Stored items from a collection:
## start
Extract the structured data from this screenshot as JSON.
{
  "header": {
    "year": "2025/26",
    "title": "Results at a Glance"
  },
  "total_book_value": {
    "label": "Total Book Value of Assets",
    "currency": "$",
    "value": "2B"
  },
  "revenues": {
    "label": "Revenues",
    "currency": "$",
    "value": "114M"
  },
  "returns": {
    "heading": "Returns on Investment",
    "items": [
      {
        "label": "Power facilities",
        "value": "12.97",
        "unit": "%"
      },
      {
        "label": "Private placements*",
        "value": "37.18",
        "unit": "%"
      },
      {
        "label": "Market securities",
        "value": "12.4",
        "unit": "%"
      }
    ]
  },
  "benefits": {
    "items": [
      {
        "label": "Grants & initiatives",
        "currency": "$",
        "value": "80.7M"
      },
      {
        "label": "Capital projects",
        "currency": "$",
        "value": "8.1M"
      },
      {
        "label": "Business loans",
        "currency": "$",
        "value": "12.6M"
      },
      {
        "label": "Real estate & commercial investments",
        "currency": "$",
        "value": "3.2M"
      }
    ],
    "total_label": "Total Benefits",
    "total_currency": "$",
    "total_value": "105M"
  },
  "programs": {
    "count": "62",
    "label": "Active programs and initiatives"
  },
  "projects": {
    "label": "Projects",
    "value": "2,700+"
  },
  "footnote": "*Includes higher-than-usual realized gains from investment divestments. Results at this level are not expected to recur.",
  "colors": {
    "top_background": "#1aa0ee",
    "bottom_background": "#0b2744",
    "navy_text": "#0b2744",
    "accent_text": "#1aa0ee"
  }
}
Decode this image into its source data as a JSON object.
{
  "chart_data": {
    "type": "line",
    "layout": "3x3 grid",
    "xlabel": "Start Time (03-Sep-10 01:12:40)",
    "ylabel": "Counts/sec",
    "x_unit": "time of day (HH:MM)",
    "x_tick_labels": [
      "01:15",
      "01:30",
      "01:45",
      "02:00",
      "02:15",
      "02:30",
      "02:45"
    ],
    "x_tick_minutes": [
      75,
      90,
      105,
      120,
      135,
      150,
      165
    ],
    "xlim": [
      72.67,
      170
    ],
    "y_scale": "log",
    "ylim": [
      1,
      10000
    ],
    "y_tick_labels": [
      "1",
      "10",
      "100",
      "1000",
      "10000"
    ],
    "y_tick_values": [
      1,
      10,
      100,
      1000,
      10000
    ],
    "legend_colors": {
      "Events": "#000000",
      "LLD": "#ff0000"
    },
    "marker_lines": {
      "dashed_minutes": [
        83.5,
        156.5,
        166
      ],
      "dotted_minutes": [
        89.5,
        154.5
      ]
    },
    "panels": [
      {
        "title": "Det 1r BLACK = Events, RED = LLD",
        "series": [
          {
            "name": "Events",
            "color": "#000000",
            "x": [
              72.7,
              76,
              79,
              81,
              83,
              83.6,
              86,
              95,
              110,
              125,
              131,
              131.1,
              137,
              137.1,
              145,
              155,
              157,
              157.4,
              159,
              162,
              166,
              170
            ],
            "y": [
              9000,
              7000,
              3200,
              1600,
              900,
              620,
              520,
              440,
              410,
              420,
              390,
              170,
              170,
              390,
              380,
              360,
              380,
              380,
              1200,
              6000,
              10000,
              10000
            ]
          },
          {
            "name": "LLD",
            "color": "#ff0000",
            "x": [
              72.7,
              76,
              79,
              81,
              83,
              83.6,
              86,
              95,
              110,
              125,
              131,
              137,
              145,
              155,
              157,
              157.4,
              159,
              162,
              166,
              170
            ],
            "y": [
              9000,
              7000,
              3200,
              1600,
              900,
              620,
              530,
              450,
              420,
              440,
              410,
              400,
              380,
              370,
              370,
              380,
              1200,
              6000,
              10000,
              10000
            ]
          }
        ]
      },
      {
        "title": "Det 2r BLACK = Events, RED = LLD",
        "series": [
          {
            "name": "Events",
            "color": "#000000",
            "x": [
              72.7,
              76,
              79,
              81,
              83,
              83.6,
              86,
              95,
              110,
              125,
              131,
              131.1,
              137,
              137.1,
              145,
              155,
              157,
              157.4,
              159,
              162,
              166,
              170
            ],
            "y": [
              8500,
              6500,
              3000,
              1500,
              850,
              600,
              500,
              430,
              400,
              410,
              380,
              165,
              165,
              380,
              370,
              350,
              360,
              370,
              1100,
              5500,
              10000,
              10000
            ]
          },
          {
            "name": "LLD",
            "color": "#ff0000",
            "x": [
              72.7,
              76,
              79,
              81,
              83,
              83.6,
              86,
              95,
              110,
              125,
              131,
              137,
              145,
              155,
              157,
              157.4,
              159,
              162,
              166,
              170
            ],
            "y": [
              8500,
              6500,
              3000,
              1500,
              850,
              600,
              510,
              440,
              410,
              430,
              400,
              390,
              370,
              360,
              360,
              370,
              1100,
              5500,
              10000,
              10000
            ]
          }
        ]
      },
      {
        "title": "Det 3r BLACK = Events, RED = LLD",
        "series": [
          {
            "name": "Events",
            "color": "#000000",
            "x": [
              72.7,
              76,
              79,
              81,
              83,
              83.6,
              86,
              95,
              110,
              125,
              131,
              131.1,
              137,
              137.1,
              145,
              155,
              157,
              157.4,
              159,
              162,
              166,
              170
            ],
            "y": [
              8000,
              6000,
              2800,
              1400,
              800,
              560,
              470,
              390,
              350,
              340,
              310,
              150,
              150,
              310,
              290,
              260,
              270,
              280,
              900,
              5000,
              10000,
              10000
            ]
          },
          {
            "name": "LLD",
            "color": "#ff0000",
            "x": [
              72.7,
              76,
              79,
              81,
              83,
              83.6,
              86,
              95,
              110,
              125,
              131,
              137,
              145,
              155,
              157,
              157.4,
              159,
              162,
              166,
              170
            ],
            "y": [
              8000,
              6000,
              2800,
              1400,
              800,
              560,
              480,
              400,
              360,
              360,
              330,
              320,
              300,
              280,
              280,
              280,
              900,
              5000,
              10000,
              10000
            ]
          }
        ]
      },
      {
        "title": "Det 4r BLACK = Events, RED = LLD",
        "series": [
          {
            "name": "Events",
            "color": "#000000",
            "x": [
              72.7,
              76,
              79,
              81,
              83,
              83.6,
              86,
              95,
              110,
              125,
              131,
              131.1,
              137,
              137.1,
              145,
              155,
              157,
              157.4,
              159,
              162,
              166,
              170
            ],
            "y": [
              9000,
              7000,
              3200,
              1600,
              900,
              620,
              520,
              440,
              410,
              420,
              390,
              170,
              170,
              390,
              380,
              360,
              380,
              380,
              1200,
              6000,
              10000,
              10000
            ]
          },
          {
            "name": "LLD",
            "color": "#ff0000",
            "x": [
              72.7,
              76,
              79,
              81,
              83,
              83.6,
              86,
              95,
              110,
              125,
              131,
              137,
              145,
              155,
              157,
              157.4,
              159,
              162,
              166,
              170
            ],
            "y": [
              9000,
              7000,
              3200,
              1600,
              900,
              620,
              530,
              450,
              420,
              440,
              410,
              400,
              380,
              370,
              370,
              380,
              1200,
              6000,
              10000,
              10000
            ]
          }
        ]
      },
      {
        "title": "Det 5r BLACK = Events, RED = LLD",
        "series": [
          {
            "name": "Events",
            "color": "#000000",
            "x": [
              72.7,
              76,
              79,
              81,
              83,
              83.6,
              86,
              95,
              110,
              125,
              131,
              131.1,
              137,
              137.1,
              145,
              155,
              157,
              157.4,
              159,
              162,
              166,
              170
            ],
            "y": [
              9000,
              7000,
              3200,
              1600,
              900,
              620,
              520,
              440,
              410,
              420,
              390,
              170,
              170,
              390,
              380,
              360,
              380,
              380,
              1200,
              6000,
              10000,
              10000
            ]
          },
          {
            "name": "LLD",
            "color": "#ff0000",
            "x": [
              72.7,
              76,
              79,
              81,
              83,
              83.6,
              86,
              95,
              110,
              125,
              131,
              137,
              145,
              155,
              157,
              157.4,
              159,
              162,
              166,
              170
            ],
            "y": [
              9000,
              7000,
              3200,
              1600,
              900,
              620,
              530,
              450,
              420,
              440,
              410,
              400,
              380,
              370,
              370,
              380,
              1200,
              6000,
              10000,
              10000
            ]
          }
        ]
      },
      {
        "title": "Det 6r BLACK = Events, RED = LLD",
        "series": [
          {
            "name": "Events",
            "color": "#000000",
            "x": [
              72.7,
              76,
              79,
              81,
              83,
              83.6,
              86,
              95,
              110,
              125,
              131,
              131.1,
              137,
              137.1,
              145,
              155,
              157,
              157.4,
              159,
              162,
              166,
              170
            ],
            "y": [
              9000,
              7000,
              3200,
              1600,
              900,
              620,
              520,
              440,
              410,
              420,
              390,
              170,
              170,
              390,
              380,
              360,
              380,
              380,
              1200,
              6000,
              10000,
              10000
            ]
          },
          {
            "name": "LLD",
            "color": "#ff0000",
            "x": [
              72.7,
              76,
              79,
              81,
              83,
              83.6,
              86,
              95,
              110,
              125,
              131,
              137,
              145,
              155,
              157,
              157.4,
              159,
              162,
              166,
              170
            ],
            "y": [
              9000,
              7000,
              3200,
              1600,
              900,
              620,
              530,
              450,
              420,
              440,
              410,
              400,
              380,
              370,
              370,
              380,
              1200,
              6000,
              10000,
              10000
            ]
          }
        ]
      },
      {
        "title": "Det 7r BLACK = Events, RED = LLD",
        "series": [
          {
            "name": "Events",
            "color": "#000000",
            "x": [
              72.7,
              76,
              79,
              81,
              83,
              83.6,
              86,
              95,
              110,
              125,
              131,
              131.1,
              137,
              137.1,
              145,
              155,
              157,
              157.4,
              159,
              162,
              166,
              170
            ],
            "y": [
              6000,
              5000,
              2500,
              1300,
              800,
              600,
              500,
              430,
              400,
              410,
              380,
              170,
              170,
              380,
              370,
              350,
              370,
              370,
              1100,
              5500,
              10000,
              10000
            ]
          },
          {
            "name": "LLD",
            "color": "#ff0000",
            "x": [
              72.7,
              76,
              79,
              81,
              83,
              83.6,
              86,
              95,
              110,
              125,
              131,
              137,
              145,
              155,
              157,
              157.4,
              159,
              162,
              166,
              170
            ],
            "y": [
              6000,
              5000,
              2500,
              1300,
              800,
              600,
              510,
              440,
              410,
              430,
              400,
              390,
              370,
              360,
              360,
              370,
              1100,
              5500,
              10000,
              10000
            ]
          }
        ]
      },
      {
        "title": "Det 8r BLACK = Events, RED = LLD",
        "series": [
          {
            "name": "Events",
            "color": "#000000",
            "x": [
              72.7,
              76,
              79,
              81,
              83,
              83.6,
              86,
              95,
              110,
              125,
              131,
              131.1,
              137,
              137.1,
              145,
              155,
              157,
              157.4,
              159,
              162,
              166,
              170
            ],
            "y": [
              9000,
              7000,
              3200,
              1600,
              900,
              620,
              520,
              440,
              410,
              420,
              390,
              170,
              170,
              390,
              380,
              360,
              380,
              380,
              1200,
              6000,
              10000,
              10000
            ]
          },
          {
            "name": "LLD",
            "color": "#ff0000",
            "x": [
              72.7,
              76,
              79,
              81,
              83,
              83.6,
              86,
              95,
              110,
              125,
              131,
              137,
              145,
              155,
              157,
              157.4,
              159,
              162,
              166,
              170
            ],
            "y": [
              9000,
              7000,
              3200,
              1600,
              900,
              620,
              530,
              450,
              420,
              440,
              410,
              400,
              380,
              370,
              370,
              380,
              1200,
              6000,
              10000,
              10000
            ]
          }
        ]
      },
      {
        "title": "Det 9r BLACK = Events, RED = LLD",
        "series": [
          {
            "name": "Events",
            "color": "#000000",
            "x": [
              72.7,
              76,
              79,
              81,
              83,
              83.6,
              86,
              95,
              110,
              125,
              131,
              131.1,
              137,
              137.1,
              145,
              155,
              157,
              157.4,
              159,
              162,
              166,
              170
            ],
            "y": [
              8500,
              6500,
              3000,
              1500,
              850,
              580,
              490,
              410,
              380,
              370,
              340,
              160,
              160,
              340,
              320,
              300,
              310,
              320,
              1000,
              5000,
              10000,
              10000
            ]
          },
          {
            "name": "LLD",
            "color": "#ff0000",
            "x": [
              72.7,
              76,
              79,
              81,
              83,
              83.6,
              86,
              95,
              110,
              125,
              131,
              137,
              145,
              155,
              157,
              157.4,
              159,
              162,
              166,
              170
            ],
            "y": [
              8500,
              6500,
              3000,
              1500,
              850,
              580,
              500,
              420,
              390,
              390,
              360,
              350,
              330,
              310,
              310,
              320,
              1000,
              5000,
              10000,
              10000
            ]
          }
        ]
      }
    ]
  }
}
## end
Every line containing the string "initiatives" must be listed.

Finished task:
        "label": "Grants & initiatives",
    "label": "Active programs and initiatives"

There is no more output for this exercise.